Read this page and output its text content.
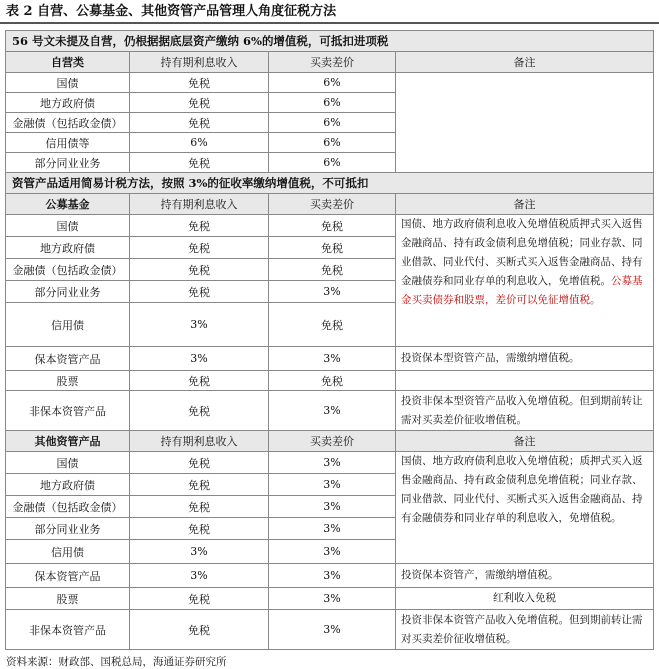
表 2 自营、公募基金、其他资管产品管理人角度征税方法
56 号文未提及自营，仍根据据底层资产缴纳 6%的增值税，可抵扣进项税			
自营类	持有期利息收入	买卖差价	备注
国债	免税	6%	
地方政府债	免税	6%	
金融债（包括政金债）	免税	6%	
信用债等	6%	6%	
部分同业业务	免税	6%	
资管产品适用简易计税方法，按照 3%的征收率缴纳增值税，不可抵扣			
公募基金	持有期利息收入	买卖差价	备注
国债	免税	免税	国债、地方政府债利息收入免增值税质押式买入返售金融商品、持有政金债利息免增值税；同业存款、同业借款、同业代付、买断式买入返售金融商品、持有金融债券和同业存单的利息收入，免增值税。公募基金买卖债券和股票，差价可以免征增值税。
地方政府债	免税	免税	
金融债（包括政金债）	免税	免税	
部分同业业务	免税	3%	
信用债	3%	免税	
保本资管产品	3%	3%	投资保本型资管产品，需缴纳增值税。
股票	免税	免税	
非保本资管产品	免税	3%	投资非保本型资管产品收入免增值税。但到期前转让需对买卖差价征收增值税。
其他资管产品	持有期利息收入	买卖差价	备注
国债	免税	3%	国债、地方政府债利息收入免增值税；质押式买入返售金融商品、持有政金债利息免增值税；同业存款、同业借款、同业代付、买断式买入返售金融商品、持有金融债券和同业存单的利息收入，免增值税。
地方政府债	免税	3%	
金融债（包括政金债）	免税	3%	
部分同业业务	免税	3%	
信用债	3%	3%	
保本资管产品	3%	3%	投资保本资管产，需缴纳增值税。
股票	免税	3%	红利收入免税
非保本资管产品	免税	3%	投资非保本资管产品收入免增值税。但到期前转让需对买卖差价征收增值税。
资料来源：财政部、国税总局，海通证券研究所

_____

> _Stated task_
Return every line of the records exactly as given, pictures excluded.

> _Problem solution_
Read this page and output its text content.
表 2 自营、公募基金、其他资管产品管理人角度征税方法
56 号文未提及自营，仍根据据底层资产缴纳 6%的增值税，可抵扣进项税			
自营类	持有期利息收入	买卖差价	备注
国债	免税	6%	
地方政府债	免税	6%	
金融债（包括政金债）	免税	6%	
信用债等	6%	6%	
部分同业业务	免税	6%	
资管产品适用简易计税方法，按照 3%的征收率缴纳增值税，不可抵扣			
公募基金	持有期利息收入	买卖差价	备注
国债	免税	免税	国债、地方政府债利息收入免增值税质押式买入返售金融商品、持有政金债利息免增值税；同业存款、同业借款、同业代付、买断式买入返售金融商品、持有金融债券和同业存单的利息收入，免增值税。公募基金买卖债券和股票，差价可以免征增值税。
地方政府债	免税	免税	
金融债（包括政金债）	免税	免税	
部分同业业务	免税	3%	
信用债	3%	免税	
保本资管产品	3%	3%	投资保本型资管产品，需缴纳增值税。
股票	免税	免税	
非保本资管产品	免税	3%	投资非保本型资管产品收入免增值税。但到期前转让需对买卖差价征收增值税。
其他资管产品	持有期利息收入	买卖差价	备注
国债	免税	3%	国债、地方政府债利息收入免增值税；质押式买入返售金融商品、持有政金债利息免增值税；同业存款、同业借款、同业代付、买断式买入返售金融商品、持有金融债券和同业存单的利息收入，免增值税。
地方政府债	免税	3%	
金融债（包括政金债）	免税	3%	
部分同业业务	免税	3%	
信用债	3%	3%	
保本资管产品	3%	3%	投资保本资管产，需缴纳增值税。
股票	免税	3%	红利收入免税
非保本资管产品	免税	3%	投资非保本资管产品收入免增值税。但到期前转让需对买卖差价征收增值税。
资料来源：财政部、国税总局，海通证券研究所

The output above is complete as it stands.